» TASK REQUIREMENTS
Each record is to be reproduced verbatim.

[Items from a dataset]

^^^^^^^^

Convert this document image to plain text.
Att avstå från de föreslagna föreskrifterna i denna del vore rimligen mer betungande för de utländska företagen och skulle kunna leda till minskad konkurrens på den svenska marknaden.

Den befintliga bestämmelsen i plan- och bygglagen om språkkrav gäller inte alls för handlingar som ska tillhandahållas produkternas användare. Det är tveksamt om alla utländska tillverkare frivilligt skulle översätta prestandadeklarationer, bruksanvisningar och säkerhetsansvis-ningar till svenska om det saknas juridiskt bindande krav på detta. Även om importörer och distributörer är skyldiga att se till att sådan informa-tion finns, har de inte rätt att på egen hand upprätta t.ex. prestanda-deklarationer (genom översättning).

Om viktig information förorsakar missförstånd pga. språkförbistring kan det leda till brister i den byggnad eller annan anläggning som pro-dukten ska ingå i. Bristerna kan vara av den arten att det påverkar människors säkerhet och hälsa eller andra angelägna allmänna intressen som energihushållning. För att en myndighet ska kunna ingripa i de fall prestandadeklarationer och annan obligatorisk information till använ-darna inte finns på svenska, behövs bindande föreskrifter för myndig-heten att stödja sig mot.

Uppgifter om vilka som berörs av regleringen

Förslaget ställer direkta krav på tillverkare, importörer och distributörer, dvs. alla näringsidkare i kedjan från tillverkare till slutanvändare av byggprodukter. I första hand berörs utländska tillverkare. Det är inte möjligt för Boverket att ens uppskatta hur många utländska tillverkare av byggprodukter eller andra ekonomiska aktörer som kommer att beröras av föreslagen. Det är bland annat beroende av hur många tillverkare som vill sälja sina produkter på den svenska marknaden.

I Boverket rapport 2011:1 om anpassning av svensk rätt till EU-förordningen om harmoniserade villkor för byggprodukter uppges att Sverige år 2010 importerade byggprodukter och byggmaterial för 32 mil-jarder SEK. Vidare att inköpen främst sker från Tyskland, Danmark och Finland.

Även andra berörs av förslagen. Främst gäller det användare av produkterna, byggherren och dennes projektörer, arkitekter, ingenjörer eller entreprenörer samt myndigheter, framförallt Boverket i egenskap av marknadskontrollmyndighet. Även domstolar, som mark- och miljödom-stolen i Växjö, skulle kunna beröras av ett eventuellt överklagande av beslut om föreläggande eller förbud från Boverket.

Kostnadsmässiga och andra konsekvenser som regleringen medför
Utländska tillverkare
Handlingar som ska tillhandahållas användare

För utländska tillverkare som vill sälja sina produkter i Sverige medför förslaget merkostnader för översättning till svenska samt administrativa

^^^^^^^^

» SOLUTION BELOW
Convert this document image to plain text.
Att avstå från de föreslagna föreskrifterna i denna del vore rimligen mer betungande för de utländska företagen och skulle kunna leda till minskad konkurrens på den svenska marknaden.

Den befintliga bestämmelsen i plan- och bygglagen om språkkrav gäller inte alls för handlingar som ska tillhandahållas produkternas användare. Det är tveksamt om alla utländska tillverkare frivilligt skulle översätta prestandadeklarationer, bruksanvisningar och säkerhetsansvis-ningar till svenska om det saknas juridiskt bindande krav på detta. Även om importörer och distributörer är skyldiga att se till att sådan informa-tion finns, har de inte rätt att på egen hand upprätta t.ex. prestanda-deklarationer (genom översättning).

Om viktig information förorsakar missförstånd pga. språkförbistring kan det leda till brister i den byggnad eller annan anläggning som pro-dukten ska ingå i. Bristerna kan vara av den arten att det påverkar människors säkerhet och hälsa eller andra angelägna allmänna intressen som energihushållning. För att en myndighet ska kunna ingripa i de fall prestandadeklarationer och annan obligatorisk information till använ-darna inte finns på svenska, behövs bindande föreskrifter för myndig-heten att stödja sig mot.

Uppgifter om vilka som berörs av regleringen

Förslaget ställer direkta krav på tillverkare, importörer och distributörer, dvs. alla näringsidkare i kedjan från tillverkare till slutanvändare av byggprodukter. I första hand berörs utländska tillverkare. Det är inte möjligt för Boverket att ens uppskatta hur många utländska tillverkare av byggprodukter eller andra ekonomiska aktörer som kommer att beröras av föreslagen. Det är bland annat beroende av hur många tillverkare som vill sälja sina produkter på den svenska marknaden.

I Boverket rapport 2011:1 om anpassning av svensk rätt till EU-förordningen om harmoniserade villkor för byggprodukter uppges att Sverige år 2010 importerade byggprodukter och byggmaterial för 32 mil-jarder SEK. Vidare att inköpen främst sker från Tyskland, Danmark och Finland.

Även andra berörs av förslagen. Främst gäller det användare av produkterna, byggherren och dennes projektörer, arkitekter, ingenjörer eller entreprenörer samt myndigheter, framförallt Boverket i egenskap av marknadskontrollmyndighet. Även domstolar, som mark- och miljödom-stolen i Växjö, skulle kunna beröras av ett eventuellt överklagande av beslut om föreläggande eller förbud från Boverket.

Kostnadsmässiga och andra konsekvenser som regleringen medför
Utländska tillverkare
Handlingar som ska tillhandahållas användare

För utländska tillverkare som vill sälja sina produkter i Sverige medför förslaget merkostnader för översättning till svenska samt administrativa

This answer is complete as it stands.